### Written exercise
Keep the pictures out and restate every record exactly.
───── Record set
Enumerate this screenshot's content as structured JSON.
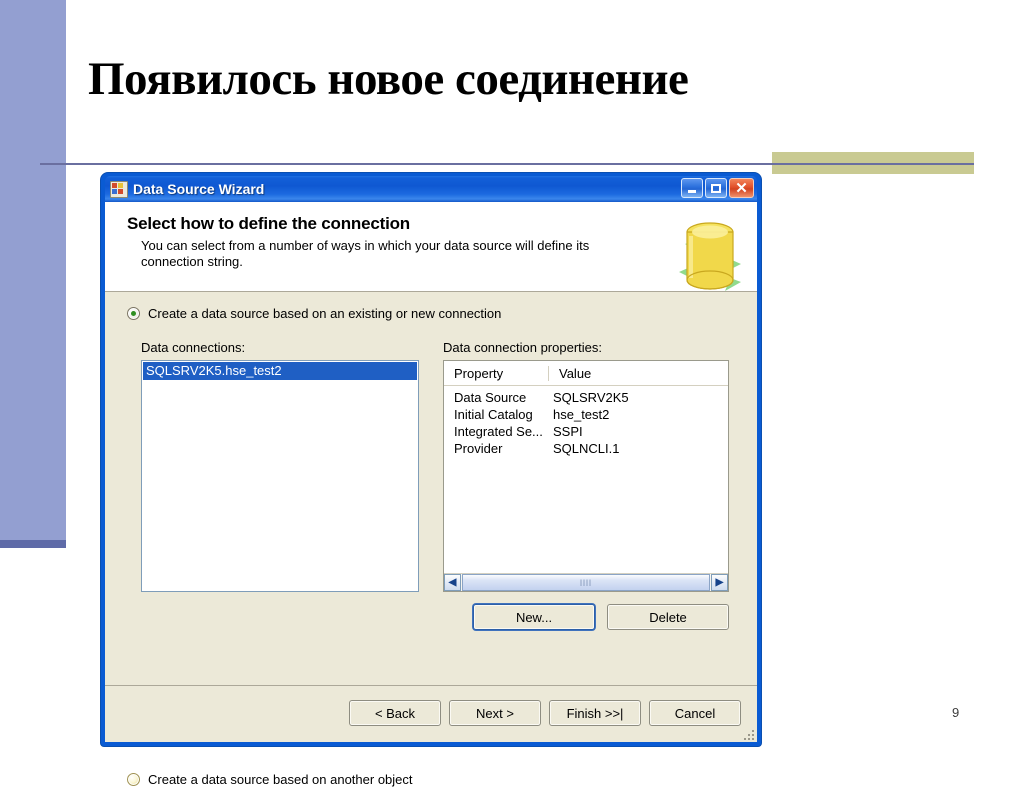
{
  "slide": {
    "title": "Появилось новое соединение",
    "page_number": "9",
    "accent_left_color": "#939fd1",
    "accent_block_color": "#c9ca92",
    "rule_color": "#6a6fa0"
  },
  "dialog": {
    "title": "Data Source Wizard",
    "icon": "data-source-wizard-icon",
    "window_buttons": {
      "minimize": "minimize-icon",
      "maximize": "maximize-icon",
      "close": "close-icon",
      "close_glyph": "✕"
    },
    "header": {
      "title": "Select how to define the connection",
      "subtitle": "You can select from a number of ways in which your data source will define its connection string.",
      "illustration": "database-cylinder-icon"
    },
    "options": [
      {
        "id": "existing-or-new-connection",
        "label_before": "C",
        "label_accel": "r",
        "label_after": "eate a data source based on an existing or new connection",
        "full_label": "Create a data source based on an existing or new connection",
        "selected": true
      },
      {
        "id": "another-object",
        "full_label": "Create a data source based on another object",
        "selected": false
      }
    ],
    "connections": {
      "label": "Data connections:",
      "items": [
        {
          "name": "SQLSRV2K5.hse_test2",
          "selected": true
        }
      ]
    },
    "properties": {
      "label": "Data connection properties:",
      "columns": [
        "Property",
        "Value"
      ],
      "rows": [
        {
          "property": "Data Source",
          "value": "SQLSRV2K5"
        },
        {
          "property": "Initial Catalog",
          "value": "hse_test2"
        },
        {
          "property": "Integrated Se...",
          "value": "SSPI"
        },
        {
          "property": "Provider",
          "value": "SQLNCLI.1"
        }
      ],
      "scrollbar": {
        "left_arrow": "◀",
        "right_arrow": "▶",
        "grip": "llll"
      }
    },
    "actions": {
      "new_label": "New...",
      "delete_label": "Delete"
    },
    "wizard_buttons": [
      {
        "id": "back",
        "label": "< Back"
      },
      {
        "id": "next",
        "label": "Next >"
      },
      {
        "id": "finish",
        "label": "Finish >>|"
      },
      {
        "id": "cancel",
        "label": "Cancel"
      }
    ],
    "colors": {
      "titlebar": "#0f58d2",
      "client_background": "#ece9d8",
      "selection": "#1f5fc4",
      "radio_selected_dot": "#2f8f22"
    }
  }
}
──────────
### Result of this exercise
Enumerate this screenshot's content as structured JSON.
{
  "slide": {
    "title": "Появилось новое соединение",
    "page_number": "9",
    "accent_left_color": "#939fd1",
    "accent_block_color": "#c9ca92",
    "rule_color": "#6a6fa0"
  },
  "dialog": {
    "title": "Data Source Wizard",
    "icon": "data-source-wizard-icon",
    "window_buttons": {
      "minimize": "minimize-icon",
      "maximize": "maximize-icon",
      "close": "close-icon",
      "close_glyph": "✕"
    },
    "header": {
      "title": "Select how to define the connection",
      "subtitle": "You can select from a number of ways in which your data source will define its connection string.",
      "illustration": "database-cylinder-icon"
    },
    "options": [
      {
        "id": "existing-or-new-connection",
        "label_before": "C",
        "label_accel": "r",
        "label_after": "eate a data source based on an existing or new connection",
        "full_label": "Create a data source based on an existing or new connection",
        "selected": true
      },
      {
        "id": "another-object",
        "full_label": "Create a data source based on another object",
        "selected": false
      }
    ],
    "connections": {
      "label": "Data connections:",
      "items": [
        {
          "name": "SQLSRV2K5.hse_test2",
          "selected": true
        }
      ]
    },
    "properties": {
      "label": "Data connection properties:",
      "columns": [
        "Property",
        "Value"
      ],
      "rows": [
        {
          "property": "Data Source",
          "value": "SQLSRV2K5"
        },
        {
          "property": "Initial Catalog",
          "value": "hse_test2"
        },
        {
          "property": "Integrated Se...",
          "value": "SSPI"
        },
        {
          "property": "Provider",
          "value": "SQLNCLI.1"
        }
      ],
      "scrollbar": {
        "left_arrow": "◀",
        "right_arrow": "▶",
        "grip": "llll"
      }
    },
    "actions": {
      "new_label": "New...",
      "delete_label": "Delete"
    },
    "wizard_buttons": [
      {
        "id": "back",
        "label": "< Back"
      },
      {
        "id": "next",
        "label": "Next >"
      },
      {
        "id": "finish",
        "label": "Finish >>|"
      },
      {
        "id": "cancel",
        "label": "Cancel"
      }
    ],
    "colors": {
      "titlebar": "#0f58d2",
      "client_background": "#ece9d8",
      "selection": "#1f5fc4",
      "radio_selected_dot": "#2f8f22"
    }
  }
}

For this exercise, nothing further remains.